# Excerpted passage
Housing minister Rachel Maclean pledged the imminent reform of the Leasehold Advisory Service, called out Churchill Retirement Living for gaming the ground rent ban, pledge to end the “assured tenancy trap” and reiterated the government’s commitments to reform leasehold in a strong speech to the APPG.
The speech repeated – again – the government’s now familiar commitments to reform leasehold, but did so with a degree of insistence that the moment was coming.
Before addressing these she said that the “assured tenancy trap” where leases are more than £250pa outside London and £1,000pa within the capital – where the properties are the principal home – will be dealt with in the Renters Reform Bill.
Rachel Maclean also criticised the “egregious issue” of Churchill Retirement Living ” who had chosen “to bend the rules of the Leasehold Reform (Ground Rent) Act”.
Churchill Retirement Living had issued a slew of new leases – 400, according to the minister – just before the new ground rent ban applied to retirement housing on 1 April 2023 that included ground rents which, in some cases exceeded £600.
“Churchill had issued leases on incomplete developments, so they could continue to charge ground rent on new properties after the 1 April [2023] cut-off date,” said Rachel Maclean.
“The Secretary of State Michael Gove himself wrote to Churchill to express his concerns. And in response to that, they decided to do the right thing, I am pleased to say, and remove ground rent terms from all developments launched after 1 April this year, irrespective of whether leases have been granted or not. And that is very good news for nearly 400 potential customers.”
Inheritances slashed as value of retirement homes plunges
The Times found that three quarters of homes built by Churchill Retirement Living have lost money when resold, with owners struggling to find buyers prepared to pay the ground rent and service charges.
The minister turned to the Leasehold Advisory Service, after hearing “many representations that this body needs to improve”.
“We are clear that it needs to be more impactful, more customer friendly and more efficient service. We want it to highlight and strongly advocate for the issues that leaseholders and park home owners face, because they really do face some shocking issues and things need to change to address them. And we want this new body to do just that. So we are recruiting a new chair of lease and a board to support them, and we hope to take forward this very important work.”
The minister also said that she had met with the Competition and Markets Authority, which “continues to work behind the scenes with developers and landlords and freeholders to secure settlements where properties were sold with aggressively escalating ground rents.

# Given data
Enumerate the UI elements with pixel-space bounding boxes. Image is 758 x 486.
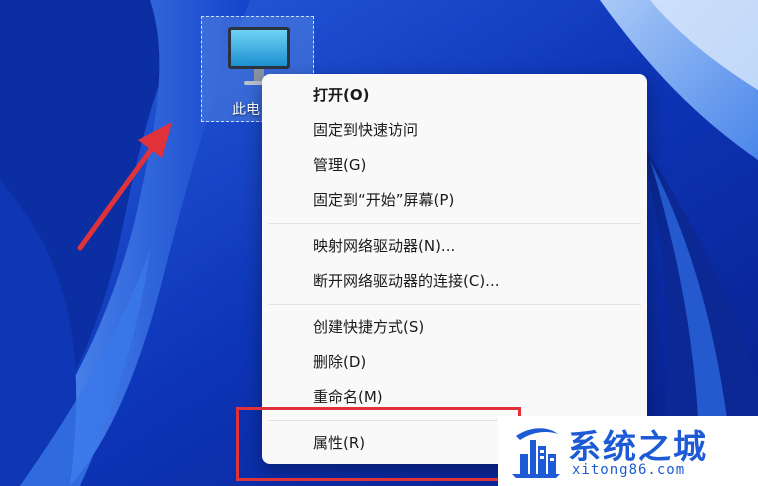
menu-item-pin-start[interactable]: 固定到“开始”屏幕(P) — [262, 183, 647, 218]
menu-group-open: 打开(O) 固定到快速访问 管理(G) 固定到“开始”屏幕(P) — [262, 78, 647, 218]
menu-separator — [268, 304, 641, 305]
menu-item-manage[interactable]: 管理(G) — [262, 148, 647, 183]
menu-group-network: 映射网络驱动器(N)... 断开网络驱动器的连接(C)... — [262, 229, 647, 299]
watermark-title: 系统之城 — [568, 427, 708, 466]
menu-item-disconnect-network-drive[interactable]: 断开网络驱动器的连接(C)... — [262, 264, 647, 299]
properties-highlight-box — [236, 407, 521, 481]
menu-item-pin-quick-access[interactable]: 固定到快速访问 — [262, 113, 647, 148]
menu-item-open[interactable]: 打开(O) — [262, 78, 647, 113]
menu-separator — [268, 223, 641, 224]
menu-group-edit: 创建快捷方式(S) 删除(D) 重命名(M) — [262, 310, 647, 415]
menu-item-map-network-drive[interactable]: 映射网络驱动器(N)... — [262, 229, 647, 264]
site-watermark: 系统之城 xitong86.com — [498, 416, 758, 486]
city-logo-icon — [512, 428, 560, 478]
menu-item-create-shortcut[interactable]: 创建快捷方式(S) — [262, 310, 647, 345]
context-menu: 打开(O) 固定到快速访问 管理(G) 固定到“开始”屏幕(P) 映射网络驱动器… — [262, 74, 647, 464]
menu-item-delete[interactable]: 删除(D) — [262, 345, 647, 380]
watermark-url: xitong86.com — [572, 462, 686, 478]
* * *
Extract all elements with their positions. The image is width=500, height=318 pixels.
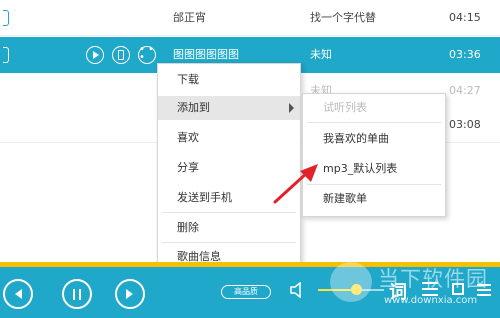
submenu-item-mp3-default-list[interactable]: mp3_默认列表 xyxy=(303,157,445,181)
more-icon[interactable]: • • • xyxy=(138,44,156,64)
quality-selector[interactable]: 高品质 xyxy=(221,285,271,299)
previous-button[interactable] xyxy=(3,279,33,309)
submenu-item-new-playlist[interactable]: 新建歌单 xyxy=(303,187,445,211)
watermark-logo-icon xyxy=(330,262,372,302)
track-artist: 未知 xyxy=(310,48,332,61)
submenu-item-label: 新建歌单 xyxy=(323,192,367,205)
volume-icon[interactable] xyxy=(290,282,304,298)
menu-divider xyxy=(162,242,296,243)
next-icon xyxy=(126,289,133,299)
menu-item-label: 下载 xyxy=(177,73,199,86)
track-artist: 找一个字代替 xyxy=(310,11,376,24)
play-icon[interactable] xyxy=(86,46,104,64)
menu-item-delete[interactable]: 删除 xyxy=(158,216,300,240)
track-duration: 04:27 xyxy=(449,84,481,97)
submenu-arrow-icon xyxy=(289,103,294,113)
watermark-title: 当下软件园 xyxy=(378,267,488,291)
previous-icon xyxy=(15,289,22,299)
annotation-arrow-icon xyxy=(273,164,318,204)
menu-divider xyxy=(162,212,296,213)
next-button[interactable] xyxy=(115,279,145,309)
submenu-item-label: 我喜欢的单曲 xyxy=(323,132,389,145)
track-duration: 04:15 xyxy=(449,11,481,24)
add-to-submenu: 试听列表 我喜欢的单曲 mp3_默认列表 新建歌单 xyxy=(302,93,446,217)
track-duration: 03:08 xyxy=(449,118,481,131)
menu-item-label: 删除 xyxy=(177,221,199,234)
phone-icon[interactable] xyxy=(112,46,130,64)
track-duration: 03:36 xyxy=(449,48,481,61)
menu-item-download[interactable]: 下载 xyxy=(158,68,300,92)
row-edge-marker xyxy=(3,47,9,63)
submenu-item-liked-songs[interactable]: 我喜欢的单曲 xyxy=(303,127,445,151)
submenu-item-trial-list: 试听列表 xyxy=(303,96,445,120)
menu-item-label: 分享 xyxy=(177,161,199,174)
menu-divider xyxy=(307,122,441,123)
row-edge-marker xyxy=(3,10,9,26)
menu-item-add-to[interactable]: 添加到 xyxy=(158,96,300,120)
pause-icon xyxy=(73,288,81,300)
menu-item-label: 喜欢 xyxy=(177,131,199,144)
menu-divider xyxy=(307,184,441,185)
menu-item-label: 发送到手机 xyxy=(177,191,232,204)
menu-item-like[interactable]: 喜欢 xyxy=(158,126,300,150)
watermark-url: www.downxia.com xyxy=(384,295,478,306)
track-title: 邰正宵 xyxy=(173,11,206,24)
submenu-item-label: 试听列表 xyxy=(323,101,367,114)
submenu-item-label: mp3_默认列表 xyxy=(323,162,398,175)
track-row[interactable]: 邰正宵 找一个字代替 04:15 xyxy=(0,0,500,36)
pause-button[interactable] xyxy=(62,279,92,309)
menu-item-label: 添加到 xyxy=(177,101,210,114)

# Task instructions
**1.** In the records, arrange everything from the line containing "183, 647, 218]" down to the line containing "menu-item-open[interactable]: 打开(O) —" as a JSON list of strings, one string per line, including both of those lines and skipping any blank lines.
**2.** Pick up the article on the housing minister's leasehold speech where it stops and write what comes next.
The article and the records were taken from unrelated sources.

# Responses
**1.**
[
  "menu-item-pin-start[interactable]: 固定到“开始”屏幕(P) — [262, 183, 647, 218]",
  "menu-group-open: 打开(O) 固定到快速访问 管理(G) 固定到“开始”屏幕(P) — [262, 78, 647, 218]",
  "menu-separator — [268, 304, 641, 305]",
  "menu-item-manage[interactable]: 管理(G) — [262, 148, 647, 183]",
  "menu-group-network: 映射网络驱动器(N)... 断开网络驱动器的连接(C)... — [262, 229, 647, 299]",
  "watermark-title: 系统之城 — [568, 427, 708, 466]",
  "menu-item-disconnect-network-drive[interactable]: 断开网络驱动器的连接(C)... — [262, 264, 647, 299]",
  "properties-highlight-box — [236, 407, 521, 481]",
  "menu-item-pin-quick-access[interactable]: 固定到快速访问 — [262, 113, 647, 148]",
  "menu-item-open[interactable]: 打开(O) — [262, 78, 647, 113]"
]

**2.**
This is a particular issue now that inflation has made many ground rents rise more aggressively than 10-year doublers, which prompted the scandal that was brought to public attention by LKP in autumn 2016.
The minister paid tribute to campaigners who have repeatedly exposed the failings in leasehold, and emphasised the importance for campaigners to involve MPs in their disputes, such as Justin Madders, co-chair of the APPG and co-patron of LKP, who writes regularly to her and this has resulted in her acquiring “a huge amount of knowledge and real world experience from the ground”.
She then addressed the reforms, long advocated by LKP and articulated by the Law Commission as long ago as 2017.
“We know that leaseholders find the process for extending their lease or buying their freehold prohibitively expensive, complex and lacking transparency, and we understand many right to manage applications fail on technicalities.
“We want to make it cheaper and easier for leaseholders to extend their lease, and buy their freehold, which is why we’ve announced that we will abolish marriage value and we will cap ground rents in enfranchisement calculation. So leaseholders who currently pay onerous ground rents don’t also have to pay an onerous premium.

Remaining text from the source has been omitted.